What needs to be done: Below are some records; repeat them all exactly, minus the pictures.

Given data:
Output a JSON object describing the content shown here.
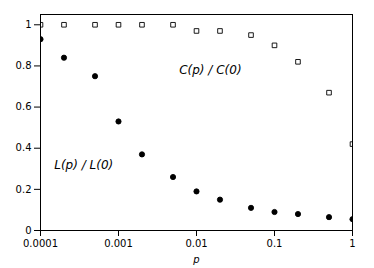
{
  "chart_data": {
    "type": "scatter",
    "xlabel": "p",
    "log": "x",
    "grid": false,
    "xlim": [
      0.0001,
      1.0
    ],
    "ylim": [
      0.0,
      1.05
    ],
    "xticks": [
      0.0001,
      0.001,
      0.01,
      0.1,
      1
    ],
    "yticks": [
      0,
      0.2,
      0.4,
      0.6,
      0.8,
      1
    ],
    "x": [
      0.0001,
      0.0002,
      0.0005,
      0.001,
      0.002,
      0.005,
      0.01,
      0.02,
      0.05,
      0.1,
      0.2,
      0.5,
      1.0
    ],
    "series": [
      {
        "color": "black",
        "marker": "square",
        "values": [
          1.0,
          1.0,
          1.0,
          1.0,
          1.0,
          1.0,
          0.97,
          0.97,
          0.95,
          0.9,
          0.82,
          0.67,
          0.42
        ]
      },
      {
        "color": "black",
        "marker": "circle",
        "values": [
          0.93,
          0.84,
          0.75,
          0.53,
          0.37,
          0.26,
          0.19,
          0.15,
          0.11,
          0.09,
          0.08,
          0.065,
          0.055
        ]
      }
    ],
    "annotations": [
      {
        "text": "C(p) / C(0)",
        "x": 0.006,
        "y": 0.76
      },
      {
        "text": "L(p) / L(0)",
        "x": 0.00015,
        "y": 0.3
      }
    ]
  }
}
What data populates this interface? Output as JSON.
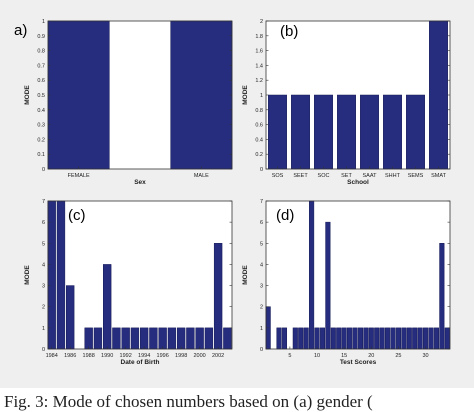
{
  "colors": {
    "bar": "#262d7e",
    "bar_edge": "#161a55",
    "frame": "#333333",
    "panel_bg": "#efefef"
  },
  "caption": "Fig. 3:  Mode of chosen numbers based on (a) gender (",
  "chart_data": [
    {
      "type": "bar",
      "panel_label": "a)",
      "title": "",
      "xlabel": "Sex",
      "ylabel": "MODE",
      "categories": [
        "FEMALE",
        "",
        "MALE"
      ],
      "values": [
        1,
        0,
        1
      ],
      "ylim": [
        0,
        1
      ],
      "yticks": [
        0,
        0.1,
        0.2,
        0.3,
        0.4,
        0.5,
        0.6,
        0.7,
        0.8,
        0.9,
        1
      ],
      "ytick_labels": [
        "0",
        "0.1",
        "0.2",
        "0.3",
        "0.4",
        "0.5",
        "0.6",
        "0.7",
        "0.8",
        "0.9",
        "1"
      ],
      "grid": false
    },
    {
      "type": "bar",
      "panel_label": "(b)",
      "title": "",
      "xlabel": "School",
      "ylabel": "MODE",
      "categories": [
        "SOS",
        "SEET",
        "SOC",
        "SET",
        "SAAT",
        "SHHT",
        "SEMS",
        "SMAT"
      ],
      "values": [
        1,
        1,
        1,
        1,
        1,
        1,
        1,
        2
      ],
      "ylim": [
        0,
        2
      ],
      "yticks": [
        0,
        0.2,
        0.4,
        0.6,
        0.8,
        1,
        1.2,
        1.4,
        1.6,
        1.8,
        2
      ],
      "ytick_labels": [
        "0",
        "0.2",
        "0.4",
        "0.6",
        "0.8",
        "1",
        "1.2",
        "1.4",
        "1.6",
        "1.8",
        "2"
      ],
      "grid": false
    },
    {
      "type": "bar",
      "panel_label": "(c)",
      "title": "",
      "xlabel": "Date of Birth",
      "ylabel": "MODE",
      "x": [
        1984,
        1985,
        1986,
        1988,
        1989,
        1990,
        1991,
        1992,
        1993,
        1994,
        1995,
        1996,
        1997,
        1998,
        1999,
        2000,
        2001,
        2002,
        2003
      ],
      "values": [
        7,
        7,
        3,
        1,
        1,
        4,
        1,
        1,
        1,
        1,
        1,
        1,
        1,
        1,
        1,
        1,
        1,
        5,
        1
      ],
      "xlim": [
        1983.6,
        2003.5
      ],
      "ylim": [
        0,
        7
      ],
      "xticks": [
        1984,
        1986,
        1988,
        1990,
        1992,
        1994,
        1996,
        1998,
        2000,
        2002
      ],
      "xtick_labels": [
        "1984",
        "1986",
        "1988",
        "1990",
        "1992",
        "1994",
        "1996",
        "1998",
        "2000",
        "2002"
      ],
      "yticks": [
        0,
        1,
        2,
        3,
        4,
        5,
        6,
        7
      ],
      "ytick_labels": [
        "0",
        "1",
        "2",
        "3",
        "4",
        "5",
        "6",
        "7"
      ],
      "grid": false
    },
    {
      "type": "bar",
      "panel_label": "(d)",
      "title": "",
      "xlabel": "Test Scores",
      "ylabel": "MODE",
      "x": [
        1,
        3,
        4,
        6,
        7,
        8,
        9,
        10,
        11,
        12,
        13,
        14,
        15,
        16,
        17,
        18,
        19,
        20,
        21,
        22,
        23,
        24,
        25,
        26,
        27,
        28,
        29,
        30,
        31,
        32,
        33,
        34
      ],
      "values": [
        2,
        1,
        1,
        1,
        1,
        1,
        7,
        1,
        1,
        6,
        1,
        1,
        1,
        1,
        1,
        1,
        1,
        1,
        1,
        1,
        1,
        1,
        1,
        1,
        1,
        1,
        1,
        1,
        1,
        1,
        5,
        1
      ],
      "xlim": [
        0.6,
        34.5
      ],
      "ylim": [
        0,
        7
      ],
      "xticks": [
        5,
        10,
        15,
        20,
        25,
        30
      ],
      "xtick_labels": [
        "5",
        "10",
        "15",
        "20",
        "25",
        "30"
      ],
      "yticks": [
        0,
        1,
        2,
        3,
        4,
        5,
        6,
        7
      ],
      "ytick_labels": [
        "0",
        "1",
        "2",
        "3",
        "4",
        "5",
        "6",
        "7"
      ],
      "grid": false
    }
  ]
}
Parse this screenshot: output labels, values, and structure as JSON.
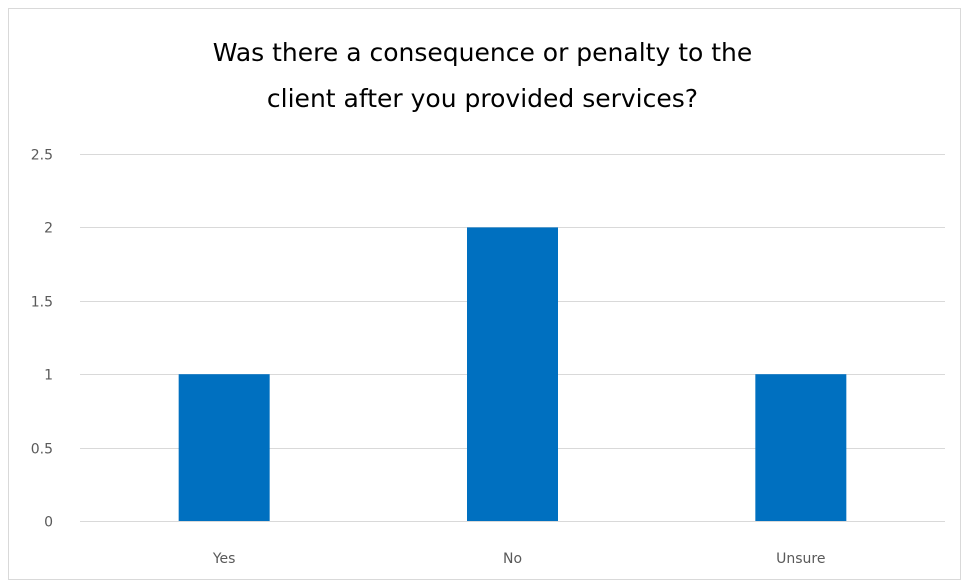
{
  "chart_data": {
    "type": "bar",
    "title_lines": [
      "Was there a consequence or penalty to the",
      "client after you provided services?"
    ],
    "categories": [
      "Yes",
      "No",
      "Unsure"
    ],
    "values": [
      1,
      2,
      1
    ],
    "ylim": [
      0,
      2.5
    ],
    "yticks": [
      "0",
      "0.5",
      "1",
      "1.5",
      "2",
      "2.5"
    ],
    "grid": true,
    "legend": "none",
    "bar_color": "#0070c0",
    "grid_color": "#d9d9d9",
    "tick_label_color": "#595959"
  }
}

Result of the task:
Output a JSON object describing the content shown here.
{
  "chart_data": {
    "type": "scatter",
    "xlabel": "p",
    "log": "x",
    "grid": false,
    "xlim": [
      0.0001,
      1.0
    ],
    "ylim": [
      0.0,
      1.05
    ],
    "xticks": [
      0.0001,
      0.001,
      0.01,
      0.1,
      1
    ],
    "yticks": [
      0,
      0.2,
      0.4,
      0.6,
      0.8,
      1
    ],
    "x": [
      0.0001,
      0.0002,
      0.0005,
      0.001,
      0.002,
      0.005,
      0.01,
      0.02,
      0.05,
      0.1,
      0.2,
      0.5,
      1.0
    ],
    "series": [
      {
        "color": "black",
        "marker": "square",
        "values": [
          1.0,
          1.0,
          1.0,
          1.0,
          1.0,
          1.0,
          0.97,
          0.97,
          0.95,
          0.9,
          0.82,
          0.67,
          0.42
        ]
      },
      {
        "color": "black",
        "marker": "circle",
        "values": [
          0.93,
          0.84,
          0.75,
          0.53,
          0.37,
          0.26,
          0.19,
          0.15,
          0.11,
          0.09,
          0.08,
          0.065,
          0.055
        ]
      }
    ],
    "annotations": [
      {
        "text": "C(p) / C(0)",
        "x": 0.006,
        "y": 0.76
      },
      {
        "text": "L(p) / L(0)",
        "x": 0.00015,
        "y": 0.3
      }
    ]
  }
}
What data populates this interface? Output as JSON.
{
  "colors": {
    "bar": "#262d7e",
    "bar_edge": "#161a55",
    "frame": "#333333",
    "panel_bg": "#efefef"
  },
  "caption": "Fig. 3:  Mode of chosen numbers based on (a) gender (",
  "chart_data": [
    {
      "type": "bar",
      "panel_label": "a)",
      "title": "",
      "xlabel": "Sex",
      "ylabel": "MODE",
      "categories": [
        "FEMALE",
        "",
        "MALE"
      ],
      "values": [
        1,
        0,
        1
      ],
      "ylim": [
        0,
        1
      ],
      "yticks": [
        0,
        0.1,
        0.2,
        0.3,
        0.4,
        0.5,
        0.6,
        0.7,
        0.8,
        0.9,
        1
      ],
      "ytick_labels": [
        "0",
        "0.1",
        "0.2",
        "0.3",
        "0.4",
        "0.5",
        "0.6",
        "0.7",
        "0.8",
        "0.9",
        "1"
      ],
      "grid": false
    },
    {
      "type": "bar",
      "panel_label": "(b)",
      "title": "",
      "xlabel": "School",
      "ylabel": "MODE",
      "categories": [
        "SOS",
        "SEET",
        "SOC",
        "SET",
        "SAAT",
        "SHHT",
        "SEMS",
        "SMAT"
      ],
      "values": [
        1,
        1,
        1,
        1,
        1,
        1,
        1,
        2
      ],
      "ylim": [
        0,
        2
      ],
      "yticks": [
        0,
        0.2,
        0.4,
        0.6,
        0.8,
        1,
        1.2,
        1.4,
        1.6,
        1.8,
        2
      ],
      "ytick_labels": [
        "0",
        "0.2",
        "0.4",
        "0.6",
        "0.8",
        "1",
        "1.2",
        "1.4",
        "1.6",
        "1.8",
        "2"
      ],
      "grid": false
    },
    {
      "type": "bar",
      "panel_label": "(c)",
      "title": "",
      "xlabel": "Date of Birth",
      "ylabel": "MODE",
      "x": [
        1984,
        1985,
        1986,
        1988,
        1989,
        1990,
        1991,
        1992,
        1993,
        1994,
        1995,
        1996,
        1997,
        1998,
        1999,
        2000,
        2001,
        2002,
        2003
      ],
      "values": [
        7,
        7,
        3,
        1,
        1,
        4,
        1,
        1,
        1,
        1,
        1,
        1,
        1,
        1,
        1,
        1,
        1,
        5,
        1
      ],
      "xlim": [
        1983.6,
        2003.5
      ],
      "ylim": [
        0,
        7
      ],
      "xticks": [
        1984,
        1986,
        1988,
        1990,
        1992,
        1994,
        1996,
        1998,
        2000,
        2002
      ],
      "xtick_labels": [
        "1984",
        "1986",
        "1988",
        "1990",
        "1992",
        "1994",
        "1996",
        "1998",
        "2000",
        "2002"
      ],
      "yticks": [
        0,
        1,
        2,
        3,
        4,
        5,
        6,
        7
      ],
      "ytick_labels": [
        "0",
        "1",
        "2",
        "3",
        "4",
        "5",
        "6",
        "7"
      ],
      "grid": false
    },
    {
      "type": "bar",
      "panel_label": "(d)",
      "title": "",
      "xlabel": "Test Scores",
      "ylabel": "MODE",
      "x": [
        1,
        3,
        4,
        6,
        7,
        8,
        9,
        10,
        11,
        12,
        13,
        14,
        15,
        16,
        17,
        18,
        19,
        20,
        21,
        22,
        23,
        24,
        25,
        26,
        27,
        28,
        29,
        30,
        31,
        32,
        33,
        34
      ],
      "values": [
        2,
        1,
        1,
        1,
        1,
        1,
        7,
        1,
        1,
        6,
        1,
        1,
        1,
        1,
        1,
        1,
        1,
        1,
        1,
        1,
        1,
        1,
        1,
        1,
        1,
        1,
        1,
        1,
        1,
        1,
        5,
        1
      ],
      "xlim": [
        0.6,
        34.5
      ],
      "ylim": [
        0,
        7
      ],
      "xticks": [
        5,
        10,
        15,
        20,
        25,
        30
      ],
      "xtick_labels": [
        "5",
        "10",
        "15",
        "20",
        "25",
        "30"
      ],
      "yticks": [
        0,
        1,
        2,
        3,
        4,
        5,
        6,
        7
      ],
      "ytick_labels": [
        "0",
        "1",
        "2",
        "3",
        "4",
        "5",
        "6",
        "7"
      ],
      "grid": false
    }
  ]
}
Parse this screenshot: output labels, values, and structure as JSON.
{
  "chart_data": {
    "type": "bar",
    "title_lines": [
      "Was there a consequence or penalty to the",
      "client after you provided services?"
    ],
    "categories": [
      "Yes",
      "No",
      "Unsure"
    ],
    "values": [
      1,
      2,
      1
    ],
    "ylim": [
      0,
      2.5
    ],
    "yticks": [
      "0",
      "0.5",
      "1",
      "1.5",
      "2",
      "2.5"
    ],
    "grid": true,
    "legend": "none",
    "bar_color": "#0070c0",
    "grid_color": "#d9d9d9",
    "tick_label_color": "#595959"
  }
}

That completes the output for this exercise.